→ **CHALLENGE**: From the entries that follow, list every line in which the string "title" appears.

→ **RECORDS SHOWN**:
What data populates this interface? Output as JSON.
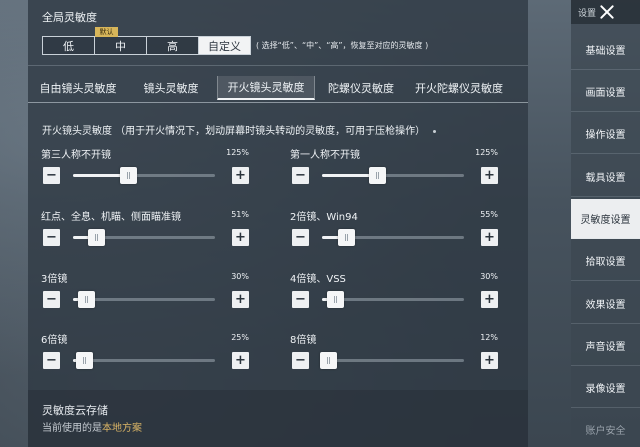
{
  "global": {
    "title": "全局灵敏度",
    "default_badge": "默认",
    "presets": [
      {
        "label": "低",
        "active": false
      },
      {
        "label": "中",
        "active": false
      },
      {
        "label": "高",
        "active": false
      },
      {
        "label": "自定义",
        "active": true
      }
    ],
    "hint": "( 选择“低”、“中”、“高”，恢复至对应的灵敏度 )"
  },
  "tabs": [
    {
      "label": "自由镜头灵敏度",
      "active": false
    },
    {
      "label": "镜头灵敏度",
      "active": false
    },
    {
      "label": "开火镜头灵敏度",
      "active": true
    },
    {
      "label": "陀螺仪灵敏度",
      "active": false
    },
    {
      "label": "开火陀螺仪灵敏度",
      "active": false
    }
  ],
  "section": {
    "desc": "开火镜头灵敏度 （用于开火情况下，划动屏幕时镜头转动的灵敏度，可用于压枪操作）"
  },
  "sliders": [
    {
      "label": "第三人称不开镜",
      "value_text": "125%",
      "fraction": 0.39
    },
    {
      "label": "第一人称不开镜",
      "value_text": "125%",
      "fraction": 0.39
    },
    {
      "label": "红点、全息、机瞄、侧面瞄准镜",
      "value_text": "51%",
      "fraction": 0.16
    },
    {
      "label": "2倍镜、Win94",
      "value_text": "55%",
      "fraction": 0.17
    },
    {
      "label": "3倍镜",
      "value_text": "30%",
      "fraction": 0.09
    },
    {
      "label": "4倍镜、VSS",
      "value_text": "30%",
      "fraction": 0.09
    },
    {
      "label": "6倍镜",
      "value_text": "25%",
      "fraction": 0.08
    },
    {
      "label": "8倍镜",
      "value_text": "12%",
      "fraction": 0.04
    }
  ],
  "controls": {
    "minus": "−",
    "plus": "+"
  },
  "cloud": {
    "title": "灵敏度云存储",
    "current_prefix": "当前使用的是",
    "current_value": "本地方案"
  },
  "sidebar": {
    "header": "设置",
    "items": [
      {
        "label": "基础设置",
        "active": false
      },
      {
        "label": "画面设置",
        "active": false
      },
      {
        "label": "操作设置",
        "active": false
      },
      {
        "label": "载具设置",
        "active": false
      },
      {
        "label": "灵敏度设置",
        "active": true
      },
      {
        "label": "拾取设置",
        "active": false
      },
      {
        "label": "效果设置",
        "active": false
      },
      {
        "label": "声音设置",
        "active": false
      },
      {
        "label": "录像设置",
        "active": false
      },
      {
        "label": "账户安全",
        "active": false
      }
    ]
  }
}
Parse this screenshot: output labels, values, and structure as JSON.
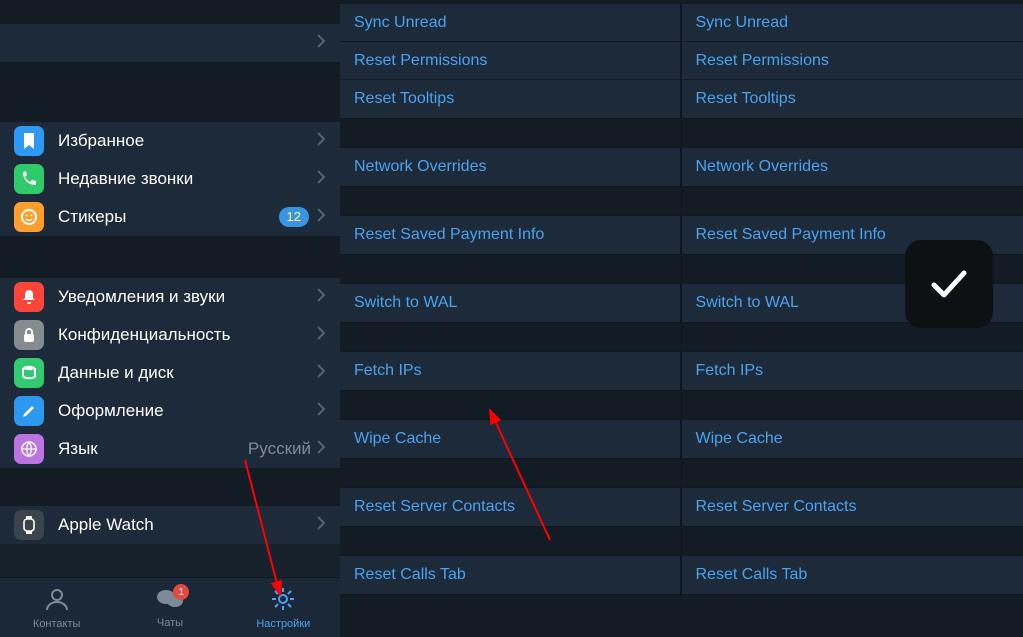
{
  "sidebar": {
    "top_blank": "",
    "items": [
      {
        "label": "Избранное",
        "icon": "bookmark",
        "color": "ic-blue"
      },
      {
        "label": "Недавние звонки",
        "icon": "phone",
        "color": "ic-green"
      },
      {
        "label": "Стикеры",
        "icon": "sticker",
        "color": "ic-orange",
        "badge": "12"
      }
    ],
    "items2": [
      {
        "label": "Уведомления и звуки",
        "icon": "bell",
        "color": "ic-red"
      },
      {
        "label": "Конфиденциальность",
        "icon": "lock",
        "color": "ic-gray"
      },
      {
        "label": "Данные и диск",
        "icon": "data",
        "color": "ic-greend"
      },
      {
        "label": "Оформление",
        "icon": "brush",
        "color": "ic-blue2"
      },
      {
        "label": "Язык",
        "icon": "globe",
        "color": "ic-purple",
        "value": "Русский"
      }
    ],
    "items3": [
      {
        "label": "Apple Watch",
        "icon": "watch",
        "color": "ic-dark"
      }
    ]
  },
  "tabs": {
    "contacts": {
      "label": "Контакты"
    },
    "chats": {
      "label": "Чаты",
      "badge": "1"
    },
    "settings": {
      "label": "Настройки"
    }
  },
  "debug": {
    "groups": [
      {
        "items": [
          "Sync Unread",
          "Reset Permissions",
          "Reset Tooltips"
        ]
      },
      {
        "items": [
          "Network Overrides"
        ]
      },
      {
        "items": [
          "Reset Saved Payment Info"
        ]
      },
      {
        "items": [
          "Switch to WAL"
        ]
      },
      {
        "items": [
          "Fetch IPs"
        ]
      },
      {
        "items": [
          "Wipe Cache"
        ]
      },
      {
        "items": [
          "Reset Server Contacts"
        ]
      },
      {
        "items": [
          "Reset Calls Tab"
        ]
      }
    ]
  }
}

==

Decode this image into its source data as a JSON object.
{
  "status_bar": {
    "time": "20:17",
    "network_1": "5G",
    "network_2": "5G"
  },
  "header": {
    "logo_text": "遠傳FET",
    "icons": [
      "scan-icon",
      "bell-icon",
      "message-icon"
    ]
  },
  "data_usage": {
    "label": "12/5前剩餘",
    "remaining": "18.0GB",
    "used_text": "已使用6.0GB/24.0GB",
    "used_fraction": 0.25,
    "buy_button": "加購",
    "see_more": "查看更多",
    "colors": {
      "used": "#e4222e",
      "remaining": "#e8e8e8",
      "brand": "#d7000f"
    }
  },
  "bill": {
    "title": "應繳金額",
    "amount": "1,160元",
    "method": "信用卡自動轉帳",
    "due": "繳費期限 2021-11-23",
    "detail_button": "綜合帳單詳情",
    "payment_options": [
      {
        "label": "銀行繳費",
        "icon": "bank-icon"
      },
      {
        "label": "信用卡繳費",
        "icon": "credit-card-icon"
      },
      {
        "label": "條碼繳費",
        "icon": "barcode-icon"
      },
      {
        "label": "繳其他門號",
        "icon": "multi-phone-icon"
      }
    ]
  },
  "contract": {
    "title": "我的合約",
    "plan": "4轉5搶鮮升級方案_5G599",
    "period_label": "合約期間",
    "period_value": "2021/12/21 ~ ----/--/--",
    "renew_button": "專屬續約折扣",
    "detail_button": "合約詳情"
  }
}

→ **RESPONSE TO THE EXERCISE**:
    "title": "全局灵敏度",
    "title": "灵敏度云存储",
    "title": "應繳金額",
    "title": "我的合約",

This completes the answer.